DIRECTION 1 -> Can you rewrite the entries from the line with "x-tick-label: 28.08.2016 <box>483" through the line with "point <box>385 352 397 364</box>", putting "x-axis-label" in place of "x-tick-label" each time, leaving everything else untouched and returning only those lines?

-- Start of EXCERPTED PASSAGE --

Understanding Embedded Software: STM32 GPIO

An Introduction

This is a first in what I hope to be a series of articles written as a way for me to explain concepts as I understand them and hopefully to assist anyone starting out with microcontroller programming, whether you starting from zero or if you have some knowledge from working in a similar field like software or computer engineering.  

So how exactly does a microcontroller interact with the physical world? How does it sense change and how does it trigger actions? A peripheral would be responsible for that and the most basic one to learn about and use is the GPIO (General Purpose Input Output). 

It's often the first peripheral that people learn about and can be thought of as something that's configured as an input or output. There's more to it than that but in simple terms that's a pretty good way to think of it.

As an input the GPIO tells the microcontroller whether a binary voltage level is present or not. This could be used, for example, to see whether a button has been pressed or not. As an output the microcontroller tells the GPIO to activate or deactivate that binary voltage level on the pin. For example, that pin could be used to light up an LED or send a control signal to some other piece of circuitry. 

The focus here will be on the concepts around GPIO usage illustrated through the STM32 microcontroller family and ST's HAL software. You may have some IDE or other tool-chain setup up and running I'm not going into that stuff here. For generating HAL code, ST has provided it's CubeMX software which depending on your setup, requires quite a manual process to import into your project or it's all integrated and easy. In most cases you are not really going through the code that gets generated to understand it, even on such an abstracted level. That's an area that I'm hoping to provide more information on with this article. If you're new to CubeMX entirely I suggest you have a look at that, it's useful to know how to configure it for setting up your projects.

-- End of EXCERPTED PASSAGE --
-- Start of GIVEN INFORMATION --

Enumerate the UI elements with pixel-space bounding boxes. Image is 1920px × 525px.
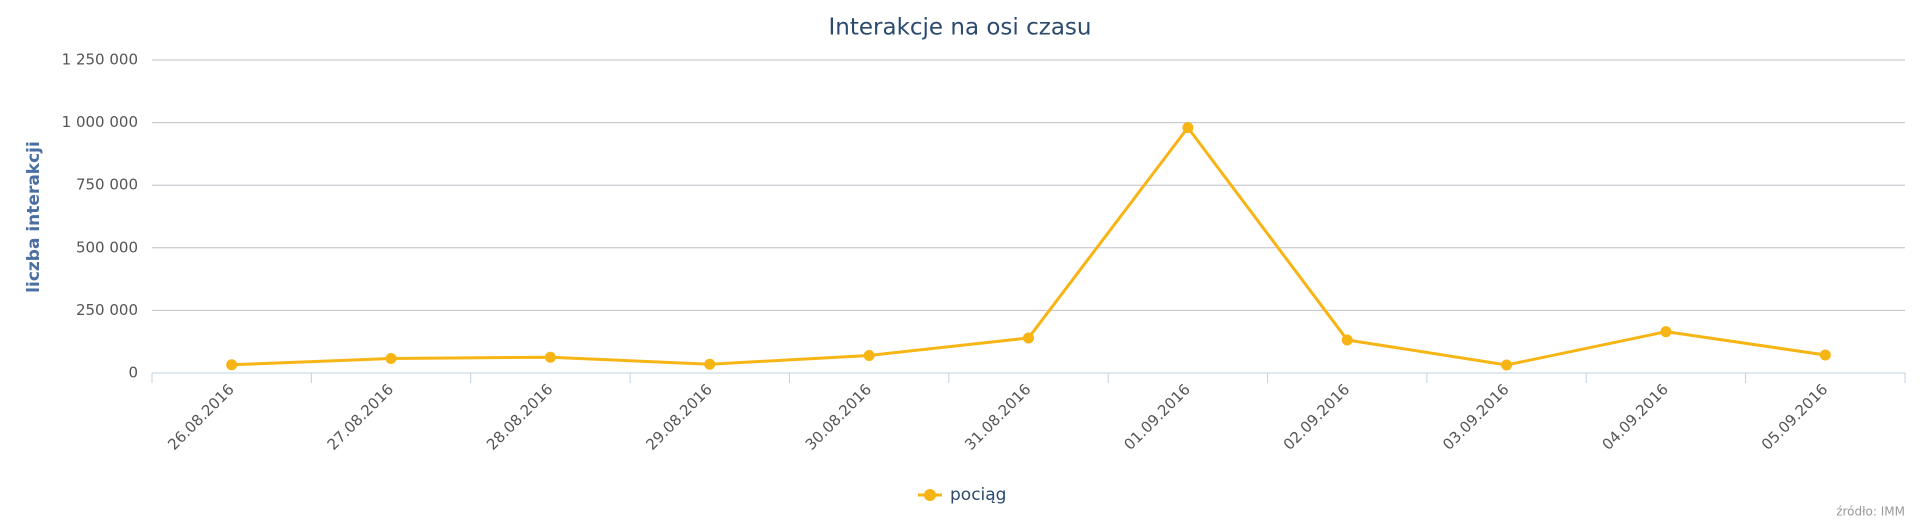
x-tick-label: 28.08.2016 <box>483 380 556 453</box>
x-tick-label: 30.08.2016 <box>802 380 875 453</box>
point <box>1819 349 1831 361</box>
x-tick-label: 31.08.2016 <box>961 380 1034 453</box>
legend-label: pociąg <box>950 485 1006 505</box>
point <box>544 351 556 363</box>
point <box>385 352 397 364</box>
x-tick-label: 03.09.2016 <box>1439 380 1512 453</box>
y-axis-title: liczba interakcji <box>24 141 44 293</box>
point <box>863 349 875 361</box>
chart-title: Interakcje na osi czasu <box>828 15 1091 41</box>
x-tick-label: 02.09.2016 <box>1280 380 1353 453</box>
point <box>1182 122 1194 134</box>
point <box>1341 334 1353 346</box>
x-tick-label: 05.09.2016 <box>1758 380 1831 453</box>
x-tick-label: 01.09.2016 <box>1120 380 1193 453</box>
line <box>231 125 1826 367</box>
y-tick-label: 0 <box>128 364 138 382</box>
point <box>1501 359 1513 371</box>
x-tick-label: 26.08.2016 <box>164 380 237 453</box>
x-tick-label: 29.08.2016 <box>642 380 715 453</box>
point <box>1660 326 1672 338</box>
y-tick-label: 1 250 000 <box>62 51 138 69</box>
x-tick-label: 04.09.2016 <box>1599 380 1672 453</box>
legend-marker <box>924 489 936 501</box>
y-tick-label: 250 000 <box>76 301 138 319</box>
point <box>704 358 716 370</box>
point <box>226 359 238 371</box>
point <box>1023 332 1034 344</box>
y-tick-label: 1 000 000 <box>62 113 138 131</box>
credit: źródło: IMM <box>1836 505 1905 519</box>
y-tick-label: 750 000 <box>76 176 138 194</box>
x-tick-label: 27.08.2016 <box>324 380 397 453</box>
y-tick-label: 500 000 <box>76 238 138 256</box>
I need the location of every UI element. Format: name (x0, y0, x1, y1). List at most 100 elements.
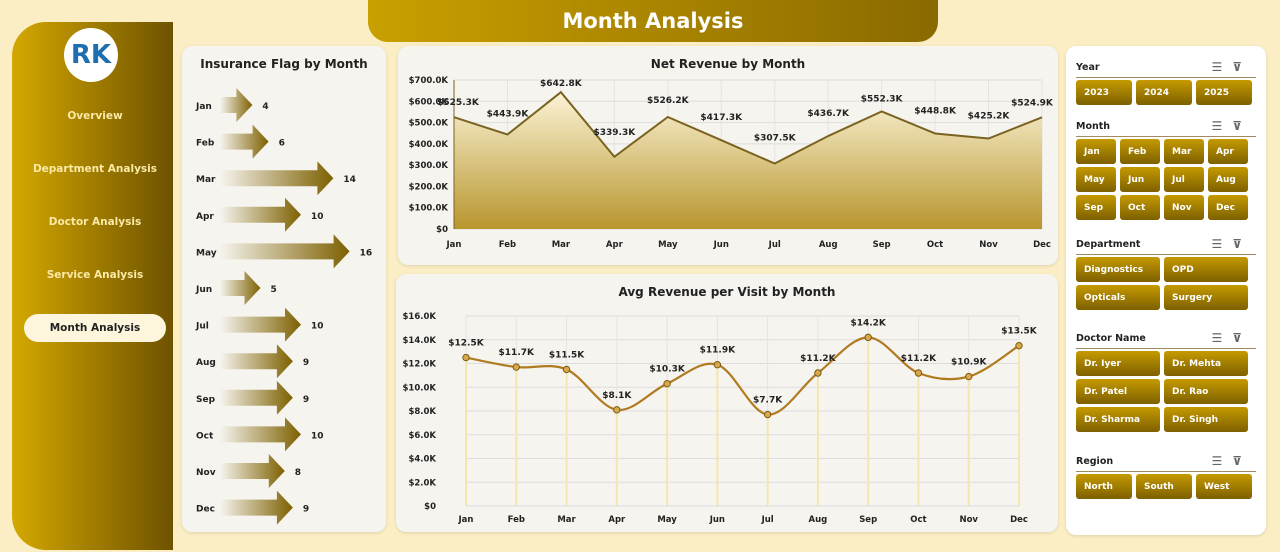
nav-month-analysis[interactable]: Month Analysis (24, 314, 166, 342)
slicer-button[interactable]: Opticals (1076, 285, 1160, 310)
x-tick-label: Sep (859, 515, 877, 525)
slicer-header: Doctor Name ☰⊽ (1076, 329, 1256, 349)
bar-arrow (220, 88, 253, 122)
slicer-header: Year ☰⊽ (1076, 58, 1256, 78)
y-tick-label: $600.0K (409, 97, 449, 107)
x-tick-label: Jul (768, 240, 781, 250)
data-label: $8.1K (602, 391, 632, 401)
data-label: $10.9K (951, 358, 987, 368)
slicer-button[interactable]: May (1076, 167, 1116, 192)
slicer-button[interactable]: West (1196, 474, 1252, 499)
slicer-button[interactable]: Jul (1164, 167, 1204, 192)
x-tick-label: Jun (713, 240, 729, 250)
slicer-button[interactable]: Nov (1164, 195, 1204, 220)
slicer-header: Department ☰⊽ (1076, 235, 1256, 255)
data-label: $11.9K (700, 346, 736, 356)
bar-arrow (220, 271, 261, 305)
y-tick-label: $12.0K (403, 360, 437, 370)
x-tick-label: Apr (608, 515, 626, 525)
slicer-button[interactable]: Mar (1164, 139, 1204, 164)
slicer-button[interactable]: Dr. Rao (1164, 379, 1248, 404)
month-label: Sep (196, 395, 216, 405)
slicer-button[interactable]: Oct (1120, 195, 1160, 220)
slicer-button[interactable]: Dec (1208, 195, 1248, 220)
slicer-button[interactable]: Dr. Singh (1164, 407, 1248, 432)
data-label: $13.5K (1001, 327, 1037, 337)
slicer-button[interactable]: Jun (1120, 167, 1160, 192)
slicer-button[interactable]: South (1136, 474, 1192, 499)
multi-select-and-clear-filter-icons[interactable]: ☰⊽ (1211, 331, 1252, 345)
nav-department-analysis[interactable]: Department Analysis (32, 163, 158, 175)
page-title: Month Analysis (368, 0, 938, 42)
chart-title: Insurance Flag by Month (200, 57, 368, 71)
y-tick-label: $0 (424, 502, 436, 512)
y-tick-label: $10.0K (403, 383, 437, 393)
data-point (512, 363, 520, 371)
data-label: 9 (303, 395, 309, 405)
month-label: Aug (196, 358, 216, 368)
month-label: Mar (196, 175, 216, 185)
month-label: Nov (196, 468, 216, 478)
slicer-button[interactable]: Diagnostics (1076, 257, 1160, 282)
y-tick-label: $200.0K (409, 182, 449, 192)
x-tick-label: May (658, 240, 678, 250)
slicer-button[interactable]: Surgery (1164, 285, 1248, 310)
data-label: $552.3K (861, 94, 904, 104)
data-label: 10 (311, 431, 324, 441)
data-label: $339.3K (594, 128, 637, 138)
nav-doctor-analysis[interactable]: Doctor Analysis (48, 216, 142, 228)
month-label: Oct (196, 431, 214, 441)
slicer-button[interactable]: Apr (1208, 139, 1248, 164)
data-label: $12.5K (448, 339, 484, 349)
slicer-button[interactable]: Sep (1076, 195, 1116, 220)
x-tick-label: Feb (508, 515, 525, 525)
y-tick-label: $16.0K (403, 312, 437, 322)
slicer-button[interactable]: 2023 (1076, 80, 1132, 105)
data-label: $11.7K (499, 348, 535, 358)
bar-arrow (220, 197, 301, 232)
y-tick-label: $0 (436, 225, 448, 235)
slicer-button[interactable]: 2025 (1196, 80, 1252, 105)
avg-revenue-chart: $0 $2.0K $4.0K $6.0K $8.0K $10.0K $12.0K $14.0K… (403, 312, 1038, 525)
bar-arrow (220, 307, 301, 342)
x-tick-label: Mar (552, 240, 571, 250)
data-label: 10 (311, 212, 324, 222)
data-point (914, 369, 923, 377)
x-tick-label: Jun (709, 515, 725, 525)
slicer-button[interactable]: 2024 (1136, 80, 1192, 105)
slicer-button[interactable]: Dr. Patel (1076, 379, 1160, 404)
slicer-header: Region ☰⊽ (1076, 452, 1256, 472)
slicer-button[interactable]: Dr. Sharma (1076, 407, 1160, 432)
bar-arrow (220, 124, 269, 159)
month-label: Jan (195, 102, 212, 112)
multi-select-and-clear-filter-icons[interactable]: ☰⊽ (1211, 454, 1252, 468)
slicer-button[interactable]: Aug (1208, 167, 1248, 192)
slicer-button[interactable]: OPD (1164, 257, 1248, 282)
multi-select-and-clear-filter-icons[interactable]: ☰⊽ (1211, 119, 1252, 133)
nav-overview[interactable]: Overview (67, 110, 123, 122)
slicer-button[interactable]: Jan (1076, 139, 1116, 164)
data-label: $11.5K (549, 350, 585, 360)
data-label: 9 (303, 505, 309, 515)
data-label: $436.7K (807, 109, 850, 119)
multi-select-and-clear-filter-icons[interactable]: ☰⊽ (1211, 60, 1252, 74)
data-label: $11.2K (800, 354, 836, 364)
slicer-button[interactable]: Dr. Mehta (1164, 351, 1248, 376)
net-revenue-chart: $0 $100.0K $200.0K $300.0K $400.0K $500.0K $60… (409, 76, 1054, 250)
x-tick-label: Feb (499, 240, 516, 250)
slicer-label: Year (1076, 62, 1100, 73)
insurance-flag-chart: Jan 4 Feb 6 Mar 14 Apr 10 May 16 Jun 5 Jul 10 Aug 9 Sep 9… (195, 88, 372, 525)
multi-select-and-clear-filter-icons[interactable]: ☰⊽ (1211, 237, 1252, 251)
y-tick-label: $100.0K (409, 204, 449, 214)
slicer-button[interactable]: North (1076, 474, 1132, 499)
slicer-button[interactable]: Feb (1120, 139, 1160, 164)
data-label: 14 (343, 175, 356, 185)
bar-arrow (220, 234, 350, 269)
nav-service-analysis[interactable]: Service Analysis (46, 269, 144, 281)
data-point (864, 333, 872, 342)
sidebar: RK Overview Department Analysis Doctor A… (12, 22, 173, 550)
series-line (465, 336, 1020, 416)
y-tick-label: $6.0K (408, 431, 436, 441)
slicer-button[interactable]: Dr. Iyer (1076, 351, 1160, 376)
data-label: 9 (303, 358, 309, 368)
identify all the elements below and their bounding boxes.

-- End of GIVEN INFORMATION --

DIRECTION 2 -> What example uses of a GPIO pin, as input or output, does the STM32 GPIO article give?

TASK OUTPUT 1 ->
x-axis-label: 28.08.2016 <box>483 380 556 453</box>
x-axis-label: 30.08.2016 <box>802 380 875 453</box>
point <box>1819 349 1831 361</box>
x-axis-label: 31.08.2016 <box>961 380 1034 453</box>
legend-label: pociąg <box>950 485 1006 505</box>
point <box>544 351 556 363</box>
point <box>385 352 397 364</box>

TASK OUTPUT 2 ->
- Seeing whether a button has been pressed
- Lighting up an LED
- Sending a control signal to some other piece of circuitry